— Listed entries —
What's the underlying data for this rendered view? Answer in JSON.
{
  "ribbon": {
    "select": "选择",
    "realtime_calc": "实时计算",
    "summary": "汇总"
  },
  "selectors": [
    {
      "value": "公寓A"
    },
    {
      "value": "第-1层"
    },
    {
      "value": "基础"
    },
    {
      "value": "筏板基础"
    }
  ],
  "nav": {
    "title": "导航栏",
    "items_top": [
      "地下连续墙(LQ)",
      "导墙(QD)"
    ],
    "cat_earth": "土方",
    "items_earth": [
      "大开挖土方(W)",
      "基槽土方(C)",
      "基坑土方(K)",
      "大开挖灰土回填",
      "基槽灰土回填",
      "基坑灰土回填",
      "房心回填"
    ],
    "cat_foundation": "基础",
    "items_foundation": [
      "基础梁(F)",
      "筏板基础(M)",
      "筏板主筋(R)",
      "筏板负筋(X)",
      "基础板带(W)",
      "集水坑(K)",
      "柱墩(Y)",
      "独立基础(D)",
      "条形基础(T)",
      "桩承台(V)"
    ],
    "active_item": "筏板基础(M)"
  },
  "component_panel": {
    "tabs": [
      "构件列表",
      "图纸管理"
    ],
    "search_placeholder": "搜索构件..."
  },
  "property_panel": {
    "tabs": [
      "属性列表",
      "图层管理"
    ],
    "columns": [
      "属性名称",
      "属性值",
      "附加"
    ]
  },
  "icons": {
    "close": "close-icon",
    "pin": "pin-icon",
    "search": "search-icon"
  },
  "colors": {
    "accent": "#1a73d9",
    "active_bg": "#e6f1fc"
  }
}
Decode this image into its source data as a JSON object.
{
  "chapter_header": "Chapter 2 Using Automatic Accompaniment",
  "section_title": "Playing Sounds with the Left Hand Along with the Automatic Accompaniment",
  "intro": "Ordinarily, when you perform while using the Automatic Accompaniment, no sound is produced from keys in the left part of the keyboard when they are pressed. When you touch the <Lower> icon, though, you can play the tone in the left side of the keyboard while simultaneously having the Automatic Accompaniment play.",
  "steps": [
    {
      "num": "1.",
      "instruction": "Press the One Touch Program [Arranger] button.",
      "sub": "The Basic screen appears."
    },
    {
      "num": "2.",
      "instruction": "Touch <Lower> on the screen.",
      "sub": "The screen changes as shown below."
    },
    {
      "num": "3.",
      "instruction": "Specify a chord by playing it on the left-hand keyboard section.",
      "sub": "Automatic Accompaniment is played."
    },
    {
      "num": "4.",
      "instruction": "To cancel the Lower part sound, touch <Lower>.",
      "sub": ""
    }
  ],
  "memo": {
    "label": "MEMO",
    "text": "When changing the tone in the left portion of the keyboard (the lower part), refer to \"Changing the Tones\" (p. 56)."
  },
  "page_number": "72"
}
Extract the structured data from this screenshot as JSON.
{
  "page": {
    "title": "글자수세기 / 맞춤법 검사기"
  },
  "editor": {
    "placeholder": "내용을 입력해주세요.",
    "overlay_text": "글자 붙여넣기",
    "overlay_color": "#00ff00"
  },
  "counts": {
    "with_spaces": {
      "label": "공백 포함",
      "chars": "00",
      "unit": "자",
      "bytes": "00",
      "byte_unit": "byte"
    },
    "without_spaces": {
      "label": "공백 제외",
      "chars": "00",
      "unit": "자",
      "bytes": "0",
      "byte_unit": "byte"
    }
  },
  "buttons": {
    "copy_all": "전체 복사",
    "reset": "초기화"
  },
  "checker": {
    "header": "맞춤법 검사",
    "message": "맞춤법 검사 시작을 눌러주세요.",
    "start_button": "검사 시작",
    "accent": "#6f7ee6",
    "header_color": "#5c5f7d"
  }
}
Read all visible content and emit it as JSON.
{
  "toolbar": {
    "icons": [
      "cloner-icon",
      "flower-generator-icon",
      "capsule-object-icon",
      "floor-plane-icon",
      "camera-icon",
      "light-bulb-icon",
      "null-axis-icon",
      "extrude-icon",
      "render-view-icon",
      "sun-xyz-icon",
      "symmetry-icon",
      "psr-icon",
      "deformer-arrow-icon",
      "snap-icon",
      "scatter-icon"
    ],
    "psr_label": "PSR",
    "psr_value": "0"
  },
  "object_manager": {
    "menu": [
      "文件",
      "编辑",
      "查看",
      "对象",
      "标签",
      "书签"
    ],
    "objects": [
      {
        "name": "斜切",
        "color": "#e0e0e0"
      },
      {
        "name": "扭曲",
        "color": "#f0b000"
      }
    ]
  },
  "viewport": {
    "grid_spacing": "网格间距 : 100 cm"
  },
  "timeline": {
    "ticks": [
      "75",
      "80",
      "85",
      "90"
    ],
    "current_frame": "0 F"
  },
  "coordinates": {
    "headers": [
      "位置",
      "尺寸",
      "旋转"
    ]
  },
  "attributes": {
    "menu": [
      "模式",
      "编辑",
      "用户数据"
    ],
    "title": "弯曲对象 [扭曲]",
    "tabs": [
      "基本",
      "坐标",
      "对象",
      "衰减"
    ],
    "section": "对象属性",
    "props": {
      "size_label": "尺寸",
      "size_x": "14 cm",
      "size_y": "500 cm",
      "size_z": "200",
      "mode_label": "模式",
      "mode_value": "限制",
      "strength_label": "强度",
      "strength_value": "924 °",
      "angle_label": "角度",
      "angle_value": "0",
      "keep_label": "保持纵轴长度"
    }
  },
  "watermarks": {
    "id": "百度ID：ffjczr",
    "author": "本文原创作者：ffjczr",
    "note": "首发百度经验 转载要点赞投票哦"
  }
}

— Goal —
In the listing, find all lines with the string "JSON" and copy them.

— Task response —
What's the underlying data for this rendered view? Answer in JSON.
Decode this image into its source data as a JSON object.
Extract the structured data from this screenshot as JSON.
Read all visible content and emit it as JSON.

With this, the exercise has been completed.